● EXERCISE REQUIREMENTS: Every line of the material below must be repeated exactly.

● RECORD SET:
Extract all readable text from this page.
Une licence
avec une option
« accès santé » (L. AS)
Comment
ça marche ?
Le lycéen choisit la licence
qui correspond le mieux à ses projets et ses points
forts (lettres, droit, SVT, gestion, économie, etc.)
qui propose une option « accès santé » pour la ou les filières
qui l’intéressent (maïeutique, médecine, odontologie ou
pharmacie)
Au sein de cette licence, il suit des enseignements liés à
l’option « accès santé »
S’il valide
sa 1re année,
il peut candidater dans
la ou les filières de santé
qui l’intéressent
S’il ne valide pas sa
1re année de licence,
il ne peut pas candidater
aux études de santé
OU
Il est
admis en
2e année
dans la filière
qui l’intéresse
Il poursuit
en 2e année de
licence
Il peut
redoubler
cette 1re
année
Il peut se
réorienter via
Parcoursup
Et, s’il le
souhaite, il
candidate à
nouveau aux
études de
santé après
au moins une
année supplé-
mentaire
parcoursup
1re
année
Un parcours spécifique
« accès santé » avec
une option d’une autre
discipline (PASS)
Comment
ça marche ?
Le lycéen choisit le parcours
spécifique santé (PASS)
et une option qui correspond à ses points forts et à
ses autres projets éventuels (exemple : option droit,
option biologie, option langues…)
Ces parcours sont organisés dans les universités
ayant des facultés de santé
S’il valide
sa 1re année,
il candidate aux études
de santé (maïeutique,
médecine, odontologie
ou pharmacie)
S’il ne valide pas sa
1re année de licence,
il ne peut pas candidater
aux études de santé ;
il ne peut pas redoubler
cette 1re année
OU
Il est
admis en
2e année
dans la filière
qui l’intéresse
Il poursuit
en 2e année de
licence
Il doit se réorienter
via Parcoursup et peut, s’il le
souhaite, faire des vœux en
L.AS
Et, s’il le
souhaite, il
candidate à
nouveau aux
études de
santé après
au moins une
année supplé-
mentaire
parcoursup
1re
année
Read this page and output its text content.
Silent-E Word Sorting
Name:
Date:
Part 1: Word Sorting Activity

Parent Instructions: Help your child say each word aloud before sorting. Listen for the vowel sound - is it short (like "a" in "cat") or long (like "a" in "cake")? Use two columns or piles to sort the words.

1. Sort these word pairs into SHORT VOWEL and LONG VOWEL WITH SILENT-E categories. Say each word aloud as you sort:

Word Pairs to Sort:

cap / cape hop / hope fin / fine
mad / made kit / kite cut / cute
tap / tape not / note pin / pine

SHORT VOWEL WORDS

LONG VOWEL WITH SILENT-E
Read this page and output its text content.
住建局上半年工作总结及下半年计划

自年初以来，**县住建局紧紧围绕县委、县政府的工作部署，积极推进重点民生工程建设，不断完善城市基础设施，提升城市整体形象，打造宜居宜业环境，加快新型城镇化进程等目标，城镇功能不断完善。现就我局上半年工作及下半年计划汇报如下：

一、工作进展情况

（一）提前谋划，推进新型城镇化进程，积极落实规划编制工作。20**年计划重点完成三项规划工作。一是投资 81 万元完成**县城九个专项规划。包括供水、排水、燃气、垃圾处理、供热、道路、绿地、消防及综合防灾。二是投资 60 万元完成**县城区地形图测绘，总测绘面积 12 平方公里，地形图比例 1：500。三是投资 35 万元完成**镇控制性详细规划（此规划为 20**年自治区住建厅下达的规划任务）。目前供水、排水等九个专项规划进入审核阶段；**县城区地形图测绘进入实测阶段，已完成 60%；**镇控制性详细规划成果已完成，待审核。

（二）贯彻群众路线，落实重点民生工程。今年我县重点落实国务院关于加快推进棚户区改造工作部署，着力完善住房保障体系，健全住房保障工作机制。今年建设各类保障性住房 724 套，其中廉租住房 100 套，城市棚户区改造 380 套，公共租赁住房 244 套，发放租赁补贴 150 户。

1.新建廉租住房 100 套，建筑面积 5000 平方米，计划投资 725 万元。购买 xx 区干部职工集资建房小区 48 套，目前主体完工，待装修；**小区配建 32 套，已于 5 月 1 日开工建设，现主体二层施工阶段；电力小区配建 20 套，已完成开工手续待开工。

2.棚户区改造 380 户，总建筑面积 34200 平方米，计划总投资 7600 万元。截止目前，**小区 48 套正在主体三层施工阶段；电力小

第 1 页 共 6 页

● TASK RESULT:
Extract all readable text from this page.
Une licence
avec une option
« accès santé » (L. AS)
Comment
ça marche ?
Le lycéen choisit la licence
qui correspond le mieux à ses projets et ses points
forts (lettres, droit, SVT, gestion, économie, etc.)
qui propose une option « accès santé » pour la ou les filières
qui l’intéressent (maïeutique, médecine, odontologie ou
pharmacie)
Au sein de cette licence, il suit des enseignements liés à
l’option « accès santé »
S’il valide
sa 1re année,
il peut candidater dans
la ou les filières de santé
qui l’intéressent
S’il ne valide pas sa
1re année de licence,
il ne peut pas candidater
aux études de santé
OU
Il est
admis en
2e année
dans la filière
qui l’intéresse
Il poursuit
en 2e année de
licence
Il peut
redoubler
cette 1re
année
Il peut se
réorienter via
Parcoursup
Et, s’il le
souhaite, il
candidate à
nouveau aux
études de
santé après
au moins une
année supplé-
mentaire
parcoursup
1re
année
Un parcours spécifique
« accès santé » avec
une option d’une autre
discipline (PASS)
Comment
ça marche ?
Le lycéen choisit le parcours
spécifique santé (PASS)
et une option qui correspond à ses points forts et à
ses autres projets éventuels (exemple : option droit,
option biologie, option langues…)
Ces parcours sont organisés dans les universités
ayant des facultés de santé
S’il valide
sa 1re année,
il candidate aux études
de santé (maïeutique,
médecine, odontologie
ou pharmacie)
S’il ne valide pas sa
1re année de licence,
il ne peut pas candidater
aux études de santé ;
il ne peut pas redoubler
cette 1re année
OU
Il est
admis en
2e année
dans la filière
qui l’intéresse
Il poursuit
en 2e année de
licence
Il doit se réorienter
via Parcoursup et peut, s’il le
souhaite, faire des vœux en
L.AS
Et, s’il le
souhaite, il
candidate à
nouveau aux
études de
santé après
au moins une
année supplé-
mentaire
parcoursup
1re
année
Read this page and output its text content.
Silent-E Word Sorting
Name:
Date:
Part 1: Word Sorting Activity

Parent Instructions: Help your child say each word aloud before sorting. Listen for the vowel sound - is it short (like "a" in "cat") or long (like "a" in "cake")? Use two columns or piles to sort the words.

1. Sort these word pairs into SHORT VOWEL and LONG VOWEL WITH SILENT-E categories. Say each word aloud as you sort:

Word Pairs to Sort:

cap / cape hop / hope fin / fine
mad / made kit / kite cut / cute
tap / tape not / note pin / pine

SHORT VOWEL WORDS

LONG VOWEL WITH SILENT-E
Read this page and output its text content.
住建局上半年工作总结及下半年计划

自年初以来，**县住建局紧紧围绕县委、县政府的工作部署，积极推进重点民生工程建设，不断完善城市基础设施，提升城市整体形象，打造宜居宜业环境，加快新型城镇化进程等目标，城镇功能不断完善。现就我局上半年工作及下半年计划汇报如下：

一、工作进展情况

（一）提前谋划，推进新型城镇化进程，积极落实规划编制工作。20**年计划重点完成三项规划工作。一是投资 81 万元完成**县城九个专项规划。包括供水、排水、燃气、垃圾处理、供热、道路、绿地、消防及综合防灾。二是投资 60 万元完成**县城区地形图测绘，总测绘面积 12 平方公里，地形图比例 1：500。三是投资 35 万元完成**镇控制性详细规划（此规划为 20**年自治区住建厅下达的规划任务）。目前供水、排水等九个专项规划进入审核阶段；**县城区地形图测绘进入实测阶段，已完成 60%；**镇控制性详细规划成果已完成，待审核。

（二）贯彻群众路线，落实重点民生工程。今年我县重点落实国务院关于加快推进棚户区改造工作部署，着力完善住房保障体系，健全住房保障工作机制。今年建设各类保障性住房 724 套，其中廉租住房 100 套，城市棚户区改造 380 套，公共租赁住房 244 套，发放租赁补贴 150 户。

1.新建廉租住房 100 套，建筑面积 5000 平方米，计划投资 725 万元。购买 xx 区干部职工集资建房小区 48 套，目前主体完工，待装修；**小区配建 32 套，已于 5 月 1 日开工建设，现主体二层施工阶段；电力小区配建 20 套，已完成开工手续待开工。

2.棚户区改造 380 户，总建筑面积 34200 平方米，计划总投资 7600 万元。截止目前，**小区 48 套正在主体三层施工阶段；电力小

第 1 页 共 6 页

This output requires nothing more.